__YOUR TASK__.
Below is a listing; copy all of it exactly.

__Stored entries__.
● ● ● ● ●

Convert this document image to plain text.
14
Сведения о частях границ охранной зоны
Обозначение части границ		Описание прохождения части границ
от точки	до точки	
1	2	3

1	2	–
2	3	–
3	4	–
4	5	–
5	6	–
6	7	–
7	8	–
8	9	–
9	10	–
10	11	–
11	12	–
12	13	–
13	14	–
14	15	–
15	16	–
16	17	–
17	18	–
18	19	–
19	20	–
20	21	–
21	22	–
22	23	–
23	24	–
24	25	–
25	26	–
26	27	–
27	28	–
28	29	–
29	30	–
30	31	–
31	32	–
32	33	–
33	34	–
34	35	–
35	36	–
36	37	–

● ● ● ● ●

__OUTPUT__.
Convert this document image to plain text.
14
Сведения о частях границ охранной зоны
Обозначение части границ		Описание прохождения части границ
от точки	до точки	
1	2	3

1	2	–
2	3	–
3	4	–
4	5	–
5	6	–
6	7	–
7	8	–
8	9	–
9	10	–
10	11	–
11	12	–
12	13	–
13	14	–
14	15	–
15	16	–
16	17	–
17	18	–
18	19	–
19	20	–
20	21	–
21	22	–
22	23	–
23	24	–
24	25	–
25	26	–
26	27	–
27	28	–
28	29	–
29	30	–
30	31	–
31	32	–
32	33	–
33	34	–
34	35	–
35	36	–
36	37	–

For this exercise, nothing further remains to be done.